Information supplied –
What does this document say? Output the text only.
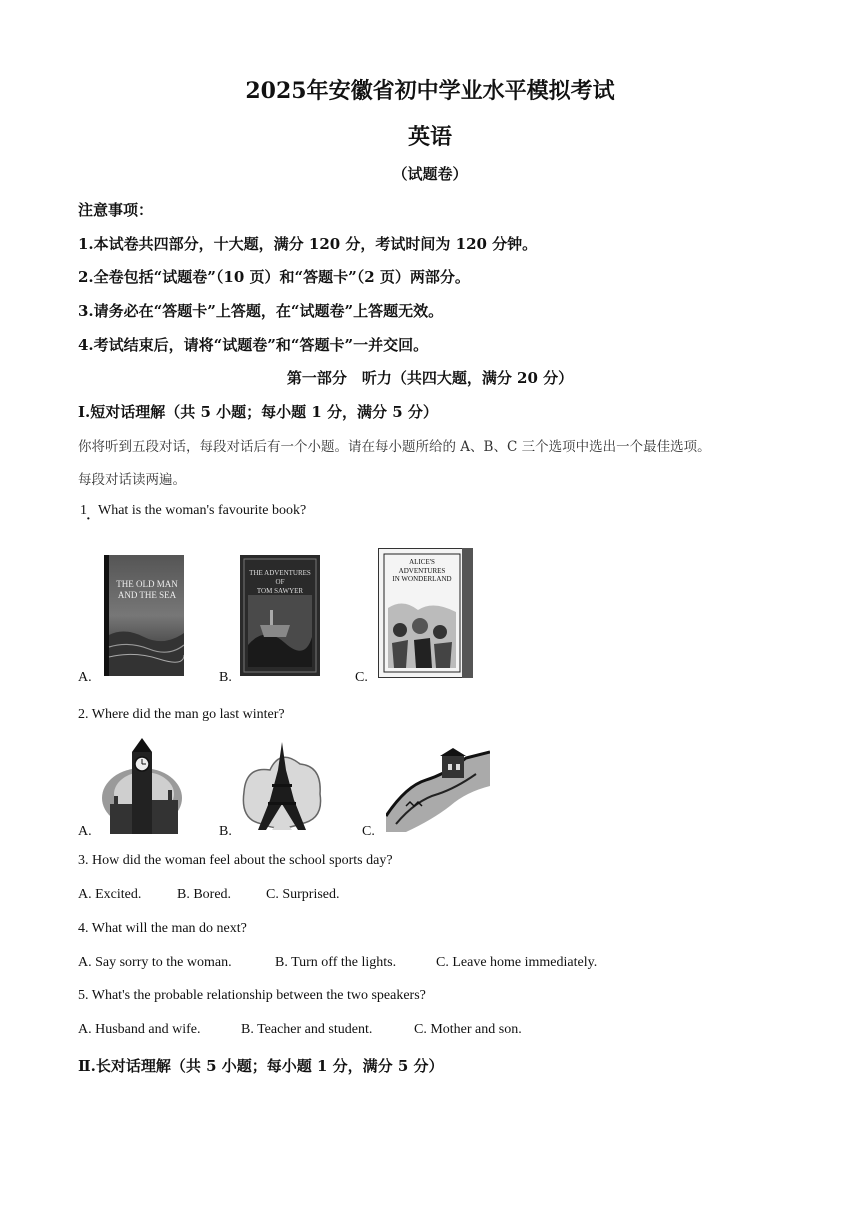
2025年安徽省初中学业水平模拟考试
英语
（试题卷）
注意事项：
1.本试卷共四部分，十大题，满分 120 分，考试时间为 120 分钟。
2.全卷包括“试题卷”（10 页）和“答题卡”（2 页）两部分。
3.请务必在“答题卡”上答题，在“试题卷”上答题无效。
4.考试结束后，请将“试题卷”和“答题卡”一并交回。
第一部分　听力（共四大题，满分 20 分）
Ⅰ.短对话理解（共 5 小题；每小题 1 分，满分 5 分）
你将听到五段对话，每段对话后有一个小题。请在每小题所给的 A、B、C 三个选项中选出一个最佳选项。
每段对话读两遍。
1
·
What is the woman's favourite book?
THE OLD MAN
AND THE SEA
THE ADVENTURES OF
TOM SAWYER
ALICE'S
ADVENTURES
IN WONDERLAND
A.	B.	C.
2. Where did the man go last winter?
A.	B.	C.
3. How did the woman feel about the school sports day?
A. Excited.	B. Bored. C. Surprised.
4. What will the man do next?
A. Say sorry to the woman.	B. Turn off the lights.	C. Leave home immediately.
5. What's the probable relationship between the two speakers?
A. Husband and wife.	B. Teacher and student.	C. Mother and son.
Ⅱ.长对话理解（共 5 小题；每小题 1 分，满分 5 分）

Work to complete –
Images must not appear in the copy; reproduce everything else in the records verbatim.

Written reply –
What does this document say? Output the text only.
2025年安徽省初中学业水平模拟考试
英语
（试题卷）
注意事项：
1.本试卷共四部分，十大题，满分 120 分，考试时间为 120 分钟。
2.全卷包括“试题卷”（10 页）和“答题卡”（2 页）两部分。
3.请务必在“答题卡”上答题，在“试题卷”上答题无效。
4.考试结束后，请将“试题卷”和“答题卡”一并交回。
第一部分　听力（共四大题，满分 20 分）
Ⅰ.短对话理解（共 5 小题；每小题 1 分，满分 5 分）
你将听到五段对话，每段对话后有一个小题。请在每小题所给的 A、B、C 三个选项中选出一个最佳选项。
每段对话读两遍。
1
·
What is the woman's favourite book?
THE OLD MAN
AND THE SEA
THE ADVENTURES OF
TOM SAWYER
ALICE'S
ADVENTURES
IN WONDERLAND
A.	B.	C.
2. Where did the man go last winter?
A.	B.	C.
3. How did the woman feel about the school sports day?
A. Excited.	B. Bored. C. Surprised.
4. What will the man do next?
A. Say sorry to the woman.	B. Turn off the lights.	C. Leave home immediately.
5. What's the probable relationship between the two speakers?
A. Husband and wife.	B. Teacher and student.	C. Mother and son.
Ⅱ.长对话理解（共 5 小题；每小题 1 分，满分 5 分）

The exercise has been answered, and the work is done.